RECORDS TO PROCESS start

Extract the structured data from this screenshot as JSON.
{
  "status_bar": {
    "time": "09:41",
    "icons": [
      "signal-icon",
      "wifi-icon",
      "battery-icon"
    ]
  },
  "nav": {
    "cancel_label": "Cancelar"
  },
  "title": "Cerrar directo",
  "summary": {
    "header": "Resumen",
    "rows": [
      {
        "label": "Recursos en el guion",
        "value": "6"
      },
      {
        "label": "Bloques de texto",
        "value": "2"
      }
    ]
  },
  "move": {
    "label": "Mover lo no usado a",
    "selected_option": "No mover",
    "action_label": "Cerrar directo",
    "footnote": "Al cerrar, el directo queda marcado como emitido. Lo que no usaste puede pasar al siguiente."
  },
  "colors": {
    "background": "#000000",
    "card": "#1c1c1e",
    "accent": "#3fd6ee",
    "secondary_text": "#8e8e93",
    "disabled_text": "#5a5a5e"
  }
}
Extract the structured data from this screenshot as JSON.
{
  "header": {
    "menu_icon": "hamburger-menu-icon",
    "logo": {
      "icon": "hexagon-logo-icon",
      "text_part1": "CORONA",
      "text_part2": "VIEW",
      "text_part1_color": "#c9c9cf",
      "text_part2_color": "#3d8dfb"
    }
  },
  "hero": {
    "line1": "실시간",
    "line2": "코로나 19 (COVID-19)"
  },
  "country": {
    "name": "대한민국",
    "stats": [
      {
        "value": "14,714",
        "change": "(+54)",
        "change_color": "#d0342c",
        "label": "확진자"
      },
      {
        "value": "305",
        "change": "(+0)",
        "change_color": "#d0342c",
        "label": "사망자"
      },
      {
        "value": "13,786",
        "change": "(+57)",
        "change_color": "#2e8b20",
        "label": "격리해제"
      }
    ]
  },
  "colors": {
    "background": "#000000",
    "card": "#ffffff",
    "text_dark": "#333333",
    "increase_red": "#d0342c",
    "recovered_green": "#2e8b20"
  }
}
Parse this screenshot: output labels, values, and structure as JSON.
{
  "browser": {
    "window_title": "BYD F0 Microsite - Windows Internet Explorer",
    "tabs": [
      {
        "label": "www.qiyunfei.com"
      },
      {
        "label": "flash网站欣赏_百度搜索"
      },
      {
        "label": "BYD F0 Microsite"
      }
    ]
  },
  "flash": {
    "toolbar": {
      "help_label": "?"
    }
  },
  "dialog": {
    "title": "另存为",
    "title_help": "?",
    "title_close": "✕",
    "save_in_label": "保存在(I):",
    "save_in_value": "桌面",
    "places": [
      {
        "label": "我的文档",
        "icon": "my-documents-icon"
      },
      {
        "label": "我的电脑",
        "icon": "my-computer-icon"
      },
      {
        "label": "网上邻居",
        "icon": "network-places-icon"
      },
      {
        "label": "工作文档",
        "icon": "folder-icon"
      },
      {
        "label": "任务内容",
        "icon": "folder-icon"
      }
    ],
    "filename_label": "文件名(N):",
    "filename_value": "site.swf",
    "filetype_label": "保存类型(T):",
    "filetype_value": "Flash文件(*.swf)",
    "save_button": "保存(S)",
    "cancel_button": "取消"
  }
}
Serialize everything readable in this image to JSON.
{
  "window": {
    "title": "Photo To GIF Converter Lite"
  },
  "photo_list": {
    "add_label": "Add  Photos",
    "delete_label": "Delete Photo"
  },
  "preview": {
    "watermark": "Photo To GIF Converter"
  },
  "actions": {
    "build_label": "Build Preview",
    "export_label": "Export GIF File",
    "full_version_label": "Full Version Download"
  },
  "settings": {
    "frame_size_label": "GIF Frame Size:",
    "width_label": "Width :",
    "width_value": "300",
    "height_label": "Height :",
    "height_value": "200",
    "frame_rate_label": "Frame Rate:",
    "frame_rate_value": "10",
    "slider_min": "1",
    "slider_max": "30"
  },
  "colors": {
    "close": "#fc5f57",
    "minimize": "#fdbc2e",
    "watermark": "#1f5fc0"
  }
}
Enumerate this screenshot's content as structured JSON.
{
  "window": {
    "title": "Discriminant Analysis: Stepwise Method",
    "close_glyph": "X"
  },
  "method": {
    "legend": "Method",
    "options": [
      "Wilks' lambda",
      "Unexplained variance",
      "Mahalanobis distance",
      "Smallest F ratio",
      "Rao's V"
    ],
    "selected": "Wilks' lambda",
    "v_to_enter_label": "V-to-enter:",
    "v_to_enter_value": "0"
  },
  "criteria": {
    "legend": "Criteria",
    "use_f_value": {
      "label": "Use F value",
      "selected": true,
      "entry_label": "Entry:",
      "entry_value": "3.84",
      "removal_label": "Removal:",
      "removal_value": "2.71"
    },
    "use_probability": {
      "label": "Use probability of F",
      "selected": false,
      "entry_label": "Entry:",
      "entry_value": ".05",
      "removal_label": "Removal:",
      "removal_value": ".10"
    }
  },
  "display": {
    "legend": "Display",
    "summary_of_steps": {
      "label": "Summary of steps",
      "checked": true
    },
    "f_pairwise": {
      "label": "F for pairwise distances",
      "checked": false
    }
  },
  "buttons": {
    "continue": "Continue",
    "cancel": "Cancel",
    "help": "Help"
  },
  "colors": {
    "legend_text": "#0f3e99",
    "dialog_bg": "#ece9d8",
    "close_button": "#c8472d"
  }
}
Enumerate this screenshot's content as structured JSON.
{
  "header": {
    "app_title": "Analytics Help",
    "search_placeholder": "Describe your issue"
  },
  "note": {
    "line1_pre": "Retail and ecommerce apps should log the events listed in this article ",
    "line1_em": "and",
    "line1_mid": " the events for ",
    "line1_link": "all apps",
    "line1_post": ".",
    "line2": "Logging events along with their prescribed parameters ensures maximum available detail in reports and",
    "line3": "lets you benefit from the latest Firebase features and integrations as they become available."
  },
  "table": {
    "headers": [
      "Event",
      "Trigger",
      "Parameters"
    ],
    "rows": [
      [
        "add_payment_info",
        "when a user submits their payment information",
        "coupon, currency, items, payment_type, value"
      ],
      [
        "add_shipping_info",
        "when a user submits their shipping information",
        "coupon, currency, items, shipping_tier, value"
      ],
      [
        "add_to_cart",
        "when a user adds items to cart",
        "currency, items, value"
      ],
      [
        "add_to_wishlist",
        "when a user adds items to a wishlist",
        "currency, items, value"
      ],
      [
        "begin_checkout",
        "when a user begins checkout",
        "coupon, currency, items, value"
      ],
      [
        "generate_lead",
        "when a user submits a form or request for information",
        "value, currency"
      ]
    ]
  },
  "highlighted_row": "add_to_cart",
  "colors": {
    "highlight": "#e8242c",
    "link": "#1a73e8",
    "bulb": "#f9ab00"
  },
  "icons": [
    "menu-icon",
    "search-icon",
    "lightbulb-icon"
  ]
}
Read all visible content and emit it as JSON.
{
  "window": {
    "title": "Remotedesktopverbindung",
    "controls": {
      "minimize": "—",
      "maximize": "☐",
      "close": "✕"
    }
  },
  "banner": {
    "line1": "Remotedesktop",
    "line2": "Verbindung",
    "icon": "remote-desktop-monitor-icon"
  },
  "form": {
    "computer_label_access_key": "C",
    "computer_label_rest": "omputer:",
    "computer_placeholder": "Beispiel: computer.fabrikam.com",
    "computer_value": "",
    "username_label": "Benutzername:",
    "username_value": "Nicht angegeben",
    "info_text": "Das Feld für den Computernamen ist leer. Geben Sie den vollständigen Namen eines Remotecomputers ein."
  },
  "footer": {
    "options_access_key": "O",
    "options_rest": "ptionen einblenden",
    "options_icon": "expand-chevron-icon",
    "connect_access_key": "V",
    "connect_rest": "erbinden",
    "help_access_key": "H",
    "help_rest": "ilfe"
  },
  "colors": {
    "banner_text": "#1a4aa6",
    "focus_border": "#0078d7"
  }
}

RECORDS TO PROCESS end

The word "submits" may turn up on some lines of these records; say how many, with no other words.

3